▸ Work task
Can you carry the forum thread about visiting IBSgroup forward from its last line?

# Visting IBSgroup



## ZPE (Mar 3, 2009)

Hopefully this is in the right section. This isn't meant to cause any offense to the hard work Jeff and co have done but rather just something I want to see is the norm.I just wanted to know how others feel when they visit this website? I came here today for some info on probiotics and other stuff but I've ended up with another one of those gloom-and-doom outlook. This seems to happen to me a lot when I visit self-help IBS websites even though I initially desire the opposite affect. Is this somehow related to seeing others try things I tried already and just remember how it failed for me?When I'm on a hobby site like Lifehacker or Joystiq, I'm in a spirited mood and try to be positive about life but is it the very nature of this site that is easily overwhelming me...I'm sure I'm not the only user experiencing this.Please discuss this with an open mind (and heart).


----------



## Kathleen M. (Nov 16, 1999)

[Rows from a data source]

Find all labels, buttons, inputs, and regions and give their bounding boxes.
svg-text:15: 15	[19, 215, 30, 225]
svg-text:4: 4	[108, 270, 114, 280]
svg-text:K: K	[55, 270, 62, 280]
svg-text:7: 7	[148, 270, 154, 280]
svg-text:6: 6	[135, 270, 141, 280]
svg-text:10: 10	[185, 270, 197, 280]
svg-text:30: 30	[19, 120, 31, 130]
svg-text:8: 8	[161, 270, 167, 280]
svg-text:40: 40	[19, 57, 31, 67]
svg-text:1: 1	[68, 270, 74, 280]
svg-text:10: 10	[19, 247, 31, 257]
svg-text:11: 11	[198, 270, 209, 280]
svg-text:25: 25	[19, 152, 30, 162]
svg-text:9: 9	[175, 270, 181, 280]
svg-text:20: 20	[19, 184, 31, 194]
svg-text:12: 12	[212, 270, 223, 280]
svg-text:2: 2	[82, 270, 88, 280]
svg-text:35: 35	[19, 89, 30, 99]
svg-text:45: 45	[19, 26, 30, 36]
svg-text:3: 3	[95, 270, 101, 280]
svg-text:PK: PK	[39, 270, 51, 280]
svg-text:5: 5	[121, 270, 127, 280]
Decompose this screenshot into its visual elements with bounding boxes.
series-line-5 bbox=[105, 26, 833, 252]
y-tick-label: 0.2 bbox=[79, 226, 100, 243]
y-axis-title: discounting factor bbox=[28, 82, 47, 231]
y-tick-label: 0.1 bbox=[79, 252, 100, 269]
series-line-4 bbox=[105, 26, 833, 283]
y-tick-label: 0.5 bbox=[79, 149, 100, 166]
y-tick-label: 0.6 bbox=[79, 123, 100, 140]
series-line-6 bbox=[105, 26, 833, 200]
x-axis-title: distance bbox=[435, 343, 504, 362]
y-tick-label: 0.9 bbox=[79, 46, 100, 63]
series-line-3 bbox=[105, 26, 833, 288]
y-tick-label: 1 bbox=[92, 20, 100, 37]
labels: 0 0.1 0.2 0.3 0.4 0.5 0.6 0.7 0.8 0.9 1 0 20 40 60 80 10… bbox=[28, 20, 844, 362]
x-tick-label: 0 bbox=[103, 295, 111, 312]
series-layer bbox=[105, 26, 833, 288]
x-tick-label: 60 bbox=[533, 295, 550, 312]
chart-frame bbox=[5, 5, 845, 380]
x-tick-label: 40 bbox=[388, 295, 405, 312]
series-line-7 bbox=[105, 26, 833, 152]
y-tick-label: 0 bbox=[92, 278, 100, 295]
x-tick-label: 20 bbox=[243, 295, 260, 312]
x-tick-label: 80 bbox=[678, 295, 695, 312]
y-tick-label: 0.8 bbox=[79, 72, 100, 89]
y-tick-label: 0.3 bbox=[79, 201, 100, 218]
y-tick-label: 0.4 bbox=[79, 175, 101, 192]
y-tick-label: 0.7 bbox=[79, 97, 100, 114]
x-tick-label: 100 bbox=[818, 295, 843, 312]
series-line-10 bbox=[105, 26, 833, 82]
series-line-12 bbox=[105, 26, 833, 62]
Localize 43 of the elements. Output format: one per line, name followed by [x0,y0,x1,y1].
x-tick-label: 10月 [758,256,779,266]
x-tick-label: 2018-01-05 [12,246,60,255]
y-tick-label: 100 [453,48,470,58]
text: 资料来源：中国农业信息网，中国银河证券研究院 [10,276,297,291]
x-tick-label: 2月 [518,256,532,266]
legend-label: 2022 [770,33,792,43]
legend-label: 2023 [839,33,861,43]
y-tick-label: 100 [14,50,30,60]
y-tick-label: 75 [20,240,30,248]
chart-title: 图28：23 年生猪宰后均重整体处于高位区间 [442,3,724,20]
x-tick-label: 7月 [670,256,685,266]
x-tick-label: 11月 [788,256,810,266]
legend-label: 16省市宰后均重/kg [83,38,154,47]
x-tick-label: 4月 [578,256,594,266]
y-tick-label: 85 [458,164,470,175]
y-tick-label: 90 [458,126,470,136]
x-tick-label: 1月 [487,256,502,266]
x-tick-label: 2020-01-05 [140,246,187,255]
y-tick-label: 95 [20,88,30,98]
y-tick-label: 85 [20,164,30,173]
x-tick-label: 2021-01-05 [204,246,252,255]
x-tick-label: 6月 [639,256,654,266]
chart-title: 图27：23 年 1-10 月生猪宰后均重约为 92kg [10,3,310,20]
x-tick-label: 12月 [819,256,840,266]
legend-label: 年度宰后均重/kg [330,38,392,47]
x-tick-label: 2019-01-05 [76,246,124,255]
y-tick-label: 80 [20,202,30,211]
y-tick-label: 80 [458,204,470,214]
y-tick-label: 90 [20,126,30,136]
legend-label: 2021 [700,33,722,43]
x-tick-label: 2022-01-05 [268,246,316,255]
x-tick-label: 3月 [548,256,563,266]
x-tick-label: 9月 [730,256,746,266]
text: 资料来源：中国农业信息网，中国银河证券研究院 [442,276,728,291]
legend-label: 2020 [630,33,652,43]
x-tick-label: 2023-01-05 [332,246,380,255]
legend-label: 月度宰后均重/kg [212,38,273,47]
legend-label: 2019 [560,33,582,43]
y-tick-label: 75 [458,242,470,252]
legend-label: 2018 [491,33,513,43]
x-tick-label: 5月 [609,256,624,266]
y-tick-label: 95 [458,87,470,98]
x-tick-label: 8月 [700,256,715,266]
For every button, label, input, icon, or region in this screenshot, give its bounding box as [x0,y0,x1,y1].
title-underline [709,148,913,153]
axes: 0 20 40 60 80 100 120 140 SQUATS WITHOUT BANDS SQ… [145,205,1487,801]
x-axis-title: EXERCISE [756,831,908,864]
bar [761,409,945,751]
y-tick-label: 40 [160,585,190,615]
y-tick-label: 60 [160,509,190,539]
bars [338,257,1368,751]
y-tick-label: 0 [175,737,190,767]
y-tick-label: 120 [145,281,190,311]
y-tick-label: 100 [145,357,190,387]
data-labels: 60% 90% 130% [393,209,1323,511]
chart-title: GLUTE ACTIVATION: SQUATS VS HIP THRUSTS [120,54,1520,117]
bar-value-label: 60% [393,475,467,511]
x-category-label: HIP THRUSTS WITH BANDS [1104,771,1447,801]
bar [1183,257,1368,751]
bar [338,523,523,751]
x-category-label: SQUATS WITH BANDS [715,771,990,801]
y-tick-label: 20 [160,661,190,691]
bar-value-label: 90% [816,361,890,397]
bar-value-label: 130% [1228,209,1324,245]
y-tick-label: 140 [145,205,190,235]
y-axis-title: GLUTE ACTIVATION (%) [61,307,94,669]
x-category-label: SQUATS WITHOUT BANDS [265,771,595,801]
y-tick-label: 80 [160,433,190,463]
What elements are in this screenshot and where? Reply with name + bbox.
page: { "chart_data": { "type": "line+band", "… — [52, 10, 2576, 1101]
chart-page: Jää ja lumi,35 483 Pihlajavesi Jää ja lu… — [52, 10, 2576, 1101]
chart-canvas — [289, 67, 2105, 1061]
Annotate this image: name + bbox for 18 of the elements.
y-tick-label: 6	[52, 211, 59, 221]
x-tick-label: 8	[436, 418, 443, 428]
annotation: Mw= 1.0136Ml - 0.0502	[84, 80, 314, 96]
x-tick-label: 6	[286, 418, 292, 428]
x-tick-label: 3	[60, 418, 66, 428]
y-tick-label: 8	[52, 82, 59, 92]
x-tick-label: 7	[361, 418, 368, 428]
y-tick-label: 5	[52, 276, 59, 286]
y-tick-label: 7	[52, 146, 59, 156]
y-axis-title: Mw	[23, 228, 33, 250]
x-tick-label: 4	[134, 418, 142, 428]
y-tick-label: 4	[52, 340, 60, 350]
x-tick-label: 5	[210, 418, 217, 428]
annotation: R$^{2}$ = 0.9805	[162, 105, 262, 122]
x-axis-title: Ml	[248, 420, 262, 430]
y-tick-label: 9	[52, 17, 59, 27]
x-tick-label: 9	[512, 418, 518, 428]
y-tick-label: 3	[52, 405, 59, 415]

▸ Response to the task
I don't think you are alone in having issues when reading a support group or other health problem related material.A lot depends on your own psychological quirks and how you process or feel about certain kinds of information.It can be useful, sometimes, to look at what brings us down and what brings us joy to see if there is a way to make the things that bother us more neutral. I also don't think anyone should be judging themselves harshly if something tends to set off their depressive or anxious thoughts rather than get them all reved up and ready to try something else.I don't know how to make it so everyone always feels hopeful and positive when they leave here. Some people need a place to vent, some are looking for info, some to share success stories and some to just find out that they are not alone with this disease. Some or any of those can be something that gets someone else down.Anyway, this was mostly a, you are not alone, type of post. I don't tend to have that reaction, but I've seen people have these sorts of issues before.Some people need to take frequent breaks, or have to find a way to use the search to find the info they want without getting too much overload they don't want.


----------



## soundie (Jan 29, 2004)

This is my first time back in years, and it did raise my anxiety a little being reminded of all those horrible times I once had. But reading about others who KNOW what it is to have IBS is a good thing too. Plus keeping up to date with the research and learning about your body to better understand it, has to be a good thing.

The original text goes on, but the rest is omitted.